═════ Raw records ═════

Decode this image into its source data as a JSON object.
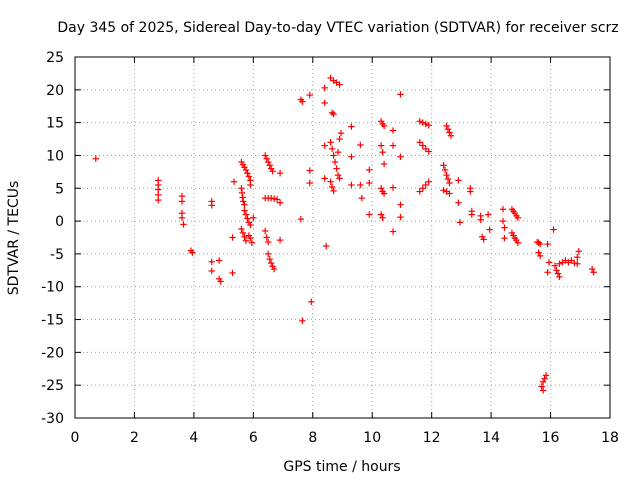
{
  "chart_data": {
    "type": "scatter",
    "title": "Day 345 of 2025, Sidereal Day-to-day VTEC variation (SDTVAR) for receiver scrz",
    "xlabel": "GPS time / hours",
    "ylabel": "SDTVAR / TECUs",
    "xlim": [
      0,
      18
    ],
    "ylim": [
      -30,
      25
    ],
    "xticks": [
      0,
      2,
      4,
      6,
      8,
      10,
      12,
      14,
      16,
      18
    ],
    "yticks": [
      -30,
      -25,
      -20,
      -15,
      -10,
      -5,
      0,
      5,
      10,
      15,
      20,
      25
    ],
    "grid": true,
    "marker": "+",
    "color": "#ff0000",
    "points": [
      [
        0.7,
        9.5
      ],
      [
        2.8,
        6.2
      ],
      [
        2.8,
        5.5
      ],
      [
        2.8,
        4.8
      ],
      [
        2.8,
        4.0
      ],
      [
        2.8,
        3.2
      ],
      [
        3.6,
        3.8
      ],
      [
        3.6,
        3.0
      ],
      [
        3.6,
        1.2
      ],
      [
        3.6,
        0.5
      ],
      [
        3.65,
        -0.5
      ],
      [
        3.9,
        -4.5
      ],
      [
        3.95,
        -4.8
      ],
      [
        4.6,
        3.0
      ],
      [
        4.6,
        2.4
      ],
      [
        4.6,
        -6.2
      ],
      [
        4.6,
        -7.6
      ],
      [
        4.85,
        -6.0
      ],
      [
        4.85,
        -8.8
      ],
      [
        4.9,
        -9.2
      ],
      [
        5.3,
        -7.9
      ],
      [
        5.3,
        -2.5
      ],
      [
        5.35,
        6.0
      ],
      [
        5.6,
        9.0
      ],
      [
        5.65,
        8.6
      ],
      [
        5.7,
        8.2
      ],
      [
        5.75,
        7.8
      ],
      [
        5.8,
        7.3
      ],
      [
        5.85,
        6.8
      ],
      [
        5.9,
        6.2
      ],
      [
        5.9,
        5.5
      ],
      [
        5.6,
        5.0
      ],
      [
        5.62,
        4.3
      ],
      [
        5.64,
        3.6
      ],
      [
        5.66,
        3.0
      ],
      [
        5.7,
        2.5
      ],
      [
        5.7,
        1.6
      ],
      [
        5.75,
        1.0
      ],
      [
        5.8,
        0.4
      ],
      [
        5.85,
        -0.2
      ],
      [
        5.9,
        -0.6
      ],
      [
        5.6,
        -1.2
      ],
      [
        5.65,
        -1.8
      ],
      [
        5.7,
        -2.4
      ],
      [
        5.75,
        -3.0
      ],
      [
        5.85,
        -2.2
      ],
      [
        5.9,
        -2.6
      ],
      [
        5.95,
        -3.3
      ],
      [
        6.0,
        0.5
      ],
      [
        6.4,
        10.0
      ],
      [
        6.45,
        9.5
      ],
      [
        6.5,
        9.0
      ],
      [
        6.55,
        8.5
      ],
      [
        6.6,
        8.0
      ],
      [
        6.65,
        7.6
      ],
      [
        6.4,
        3.5
      ],
      [
        6.5,
        3.5
      ],
      [
        6.6,
        3.5
      ],
      [
        6.7,
        3.4
      ],
      [
        6.8,
        3.3
      ],
      [
        6.4,
        -1.5
      ],
      [
        6.45,
        -2.5
      ],
      [
        6.5,
        -3.2
      ],
      [
        6.5,
        -5.0
      ],
      [
        6.55,
        -5.8
      ],
      [
        6.6,
        -6.4
      ],
      [
        6.65,
        -6.9
      ],
      [
        6.7,
        -7.3
      ],
      [
        6.9,
        7.3
      ],
      [
        6.9,
        2.8
      ],
      [
        6.9,
        -2.9
      ],
      [
        7.6,
        18.5
      ],
      [
        7.65,
        18.2
      ],
      [
        7.6,
        0.3
      ],
      [
        7.65,
        -15.2
      ],
      [
        7.9,
        19.2
      ],
      [
        7.9,
        7.7
      ],
      [
        7.9,
        5.8
      ],
      [
        7.95,
        -12.3
      ],
      [
        8.4,
        20.3
      ],
      [
        8.4,
        18.0
      ],
      [
        8.4,
        11.5
      ],
      [
        8.4,
        6.5
      ],
      [
        8.45,
        -3.8
      ],
      [
        8.6,
        21.8
      ],
      [
        8.7,
        21.4
      ],
      [
        8.8,
        21.1
      ],
      [
        8.9,
        20.8
      ],
      [
        8.65,
        16.5
      ],
      [
        8.7,
        16.3
      ],
      [
        8.6,
        12.0
      ],
      [
        8.65,
        11.0
      ],
      [
        8.7,
        10.0
      ],
      [
        8.75,
        9.0
      ],
      [
        8.8,
        8.0
      ],
      [
        8.85,
        7.0
      ],
      [
        8.9,
        6.5
      ],
      [
        8.6,
        6.0
      ],
      [
        8.65,
        5.2
      ],
      [
        8.7,
        4.6
      ],
      [
        8.9,
        12.5
      ],
      [
        8.95,
        13.4
      ],
      [
        8.85,
        10.5
      ],
      [
        9.3,
        14.4
      ],
      [
        9.3,
        9.8
      ],
      [
        9.3,
        5.5
      ],
      [
        9.6,
        11.6
      ],
      [
        9.6,
        5.5
      ],
      [
        9.65,
        3.5
      ],
      [
        9.9,
        7.8
      ],
      [
        9.9,
        5.8
      ],
      [
        9.9,
        1.0
      ],
      [
        10.3,
        15.2
      ],
      [
        10.35,
        14.8
      ],
      [
        10.4,
        14.5
      ],
      [
        10.3,
        11.5
      ],
      [
        10.35,
        10.5
      ],
      [
        10.4,
        8.7
      ],
      [
        10.3,
        5.0
      ],
      [
        10.35,
        4.5
      ],
      [
        10.4,
        4.2
      ],
      [
        10.3,
        1.0
      ],
      [
        10.35,
        0.5
      ],
      [
        10.7,
        13.8
      ],
      [
        10.7,
        11.5
      ],
      [
        10.7,
        5.1
      ],
      [
        10.7,
        -1.6
      ],
      [
        10.95,
        19.3
      ],
      [
        10.95,
        9.8
      ],
      [
        10.95,
        2.5
      ],
      [
        10.95,
        0.6
      ],
      [
        11.6,
        15.2
      ],
      [
        11.7,
        15.0
      ],
      [
        11.8,
        14.8
      ],
      [
        11.9,
        14.6
      ],
      [
        11.6,
        12.0
      ],
      [
        11.7,
        11.5
      ],
      [
        11.8,
        11.0
      ],
      [
        11.9,
        10.6
      ],
      [
        11.6,
        4.5
      ],
      [
        11.7,
        5.0
      ],
      [
        11.8,
        5.5
      ],
      [
        11.9,
        6.0
      ],
      [
        12.5,
        14.5
      ],
      [
        12.55,
        14.0
      ],
      [
        12.6,
        13.5
      ],
      [
        12.65,
        13.0
      ],
      [
        12.4,
        8.5
      ],
      [
        12.45,
        7.8
      ],
      [
        12.5,
        7.0
      ],
      [
        12.55,
        6.4
      ],
      [
        12.6,
        5.8
      ],
      [
        12.4,
        4.7
      ],
      [
        12.5,
        4.5
      ],
      [
        12.6,
        4.2
      ],
      [
        12.9,
        6.2
      ],
      [
        12.9,
        2.8
      ],
      [
        12.95,
        -0.2
      ],
      [
        13.3,
        5.0
      ],
      [
        13.3,
        4.5
      ],
      [
        13.35,
        1.5
      ],
      [
        13.35,
        1.0
      ],
      [
        13.65,
        0.8
      ],
      [
        13.65,
        0.2
      ],
      [
        13.7,
        -2.4
      ],
      [
        13.75,
        -2.8
      ],
      [
        13.9,
        1.0
      ],
      [
        13.95,
        -1.3
      ],
      [
        14.4,
        1.8
      ],
      [
        14.4,
        0.0
      ],
      [
        14.45,
        -1.0
      ],
      [
        14.45,
        -2.6
      ],
      [
        14.7,
        1.8
      ],
      [
        14.75,
        1.5
      ],
      [
        14.8,
        1.2
      ],
      [
        14.85,
        0.8
      ],
      [
        14.9,
        0.5
      ],
      [
        14.7,
        -1.8
      ],
      [
        14.75,
        -2.2
      ],
      [
        14.8,
        -2.6
      ],
      [
        14.85,
        -2.9
      ],
      [
        14.9,
        -3.3
      ],
      [
        15.55,
        -3.2
      ],
      [
        15.6,
        -3.3
      ],
      [
        15.65,
        -3.5
      ],
      [
        15.6,
        -4.8
      ],
      [
        15.65,
        -5.3
      ],
      [
        15.75,
        -24.5
      ],
      [
        15.8,
        -24.0
      ],
      [
        15.85,
        -23.5
      ],
      [
        15.7,
        -25.2
      ],
      [
        15.75,
        -25.8
      ],
      [
        15.9,
        -3.5
      ],
      [
        15.95,
        -6.3
      ],
      [
        15.9,
        -7.8
      ],
      [
        16.1,
        -1.3
      ],
      [
        16.15,
        -6.8
      ],
      [
        16.2,
        -7.5
      ],
      [
        16.25,
        -8.0
      ],
      [
        16.3,
        -8.5
      ],
      [
        16.3,
        -6.5
      ],
      [
        16.4,
        -6.3
      ],
      [
        16.5,
        -6.0
      ],
      [
        16.6,
        -6.3
      ],
      [
        16.7,
        -6.0
      ],
      [
        16.8,
        -6.4
      ],
      [
        16.9,
        -5.5
      ],
      [
        16.95,
        -4.6
      ],
      [
        16.9,
        -6.5
      ],
      [
        17.4,
        -7.3
      ],
      [
        17.45,
        -7.8
      ]
    ]
  }
}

═════

Pick out all the lines with the word "SDTVAR" in them and copy them.

**Correct response**
    "title": "Day 345 of 2025, Sidereal Day-to-day VTEC variation (SDTVAR) for receiver scrz",
    "ylabel": "SDTVAR / TECUs",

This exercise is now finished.